**Given exercise**
Every line must be returned precisely as it is written.

Data records
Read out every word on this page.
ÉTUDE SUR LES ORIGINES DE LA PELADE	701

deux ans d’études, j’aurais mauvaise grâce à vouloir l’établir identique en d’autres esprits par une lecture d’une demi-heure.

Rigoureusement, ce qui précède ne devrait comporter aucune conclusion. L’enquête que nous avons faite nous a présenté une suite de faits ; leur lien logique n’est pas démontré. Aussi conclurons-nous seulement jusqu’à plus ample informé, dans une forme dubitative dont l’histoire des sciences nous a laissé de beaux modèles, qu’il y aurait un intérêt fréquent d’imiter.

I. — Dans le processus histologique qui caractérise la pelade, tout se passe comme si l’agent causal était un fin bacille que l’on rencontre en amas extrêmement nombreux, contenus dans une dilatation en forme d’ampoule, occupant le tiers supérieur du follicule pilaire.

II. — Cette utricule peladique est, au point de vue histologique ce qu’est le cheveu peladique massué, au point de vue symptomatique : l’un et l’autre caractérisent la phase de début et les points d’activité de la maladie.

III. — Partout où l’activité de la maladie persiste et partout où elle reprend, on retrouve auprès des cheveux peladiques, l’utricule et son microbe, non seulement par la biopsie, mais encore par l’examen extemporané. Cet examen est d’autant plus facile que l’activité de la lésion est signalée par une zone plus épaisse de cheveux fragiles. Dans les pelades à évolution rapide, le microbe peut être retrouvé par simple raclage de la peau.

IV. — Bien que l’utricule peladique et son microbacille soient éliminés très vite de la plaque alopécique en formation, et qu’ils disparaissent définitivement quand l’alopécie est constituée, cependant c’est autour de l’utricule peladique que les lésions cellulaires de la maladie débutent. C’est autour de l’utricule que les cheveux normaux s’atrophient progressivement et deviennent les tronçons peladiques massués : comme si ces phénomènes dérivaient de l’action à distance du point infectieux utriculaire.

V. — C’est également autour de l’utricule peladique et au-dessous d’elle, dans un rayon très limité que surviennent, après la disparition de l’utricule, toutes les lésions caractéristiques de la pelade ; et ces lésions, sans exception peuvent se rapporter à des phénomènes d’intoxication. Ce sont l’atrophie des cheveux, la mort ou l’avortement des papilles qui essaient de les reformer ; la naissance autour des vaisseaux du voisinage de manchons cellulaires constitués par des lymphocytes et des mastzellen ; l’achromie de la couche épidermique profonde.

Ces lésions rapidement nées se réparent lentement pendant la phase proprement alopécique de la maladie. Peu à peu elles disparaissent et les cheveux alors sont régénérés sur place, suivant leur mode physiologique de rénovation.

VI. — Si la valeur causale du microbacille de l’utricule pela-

**Written response**
Read out every word on this page.
ÉTUDE SUR LES ORIGINES DE LA PELADE	701

deux ans d’études, j’aurais mauvaise grâce à vouloir l’établir identique en d’autres esprits par une lecture d’une demi-heure.

Rigoureusement, ce qui précède ne devrait comporter aucune conclusion. L’enquête que nous avons faite nous a présenté une suite de faits ; leur lien logique n’est pas démontré. Aussi conclurons-nous seulement jusqu’à plus ample informé, dans une forme dubitative dont l’histoire des sciences nous a laissé de beaux modèles, qu’il y aurait un intérêt fréquent d’imiter.

I. — Dans le processus histologique qui caractérise la pelade, tout se passe comme si l’agent causal était un fin bacille que l’on rencontre en amas extrêmement nombreux, contenus dans une dilatation en forme d’ampoule, occupant le tiers supérieur du follicule pilaire.

II. — Cette utricule peladique est, au point de vue histologique ce qu’est le cheveu peladique massué, au point de vue symptomatique : l’un et l’autre caractérisent la phase de début et les points d’activité de la maladie.

III. — Partout où l’activité de la maladie persiste et partout où elle reprend, on retrouve auprès des cheveux peladiques, l’utricule et son microbe, non seulement par la biopsie, mais encore par l’examen extemporané. Cet examen est d’autant plus facile que l’activité de la lésion est signalée par une zone plus épaisse de cheveux fragiles. Dans les pelades à évolution rapide, le microbe peut être retrouvé par simple raclage de la peau.

IV. — Bien que l’utricule peladique et son microbacille soient éliminés très vite de la plaque alopécique en formation, et qu’ils disparaissent définitivement quand l’alopécie est constituée, cependant c’est autour de l’utricule peladique que les lésions cellulaires de la maladie débutent. C’est autour de l’utricule que les cheveux normaux s’atrophient progressivement et deviennent les tronçons peladiques massués : comme si ces phénomènes dérivaient de l’action à distance du point infectieux utriculaire.

V. — C’est également autour de l’utricule peladique et au-dessous d’elle, dans un rayon très limité que surviennent, après la disparition de l’utricule, toutes les lésions caractéristiques de la pelade ; et ces lésions, sans exception peuvent se rapporter à des phénomènes d’intoxication. Ce sont l’atrophie des cheveux, la mort ou l’avortement des papilles qui essaient de les reformer ; la naissance autour des vaisseaux du voisinage de manchons cellulaires constitués par des lymphocytes et des mastzellen ; l’achromie de la couche épidermique profonde.

Ces lésions rapidement nées se réparent lentement pendant la phase proprement alopécique de la maladie. Peu à peu elles disparaissent et les cheveux alors sont régénérés sur place, suivant leur mode physiologique de rénovation.

VI. — Si la valeur causale du microbacille de l’utricule pela-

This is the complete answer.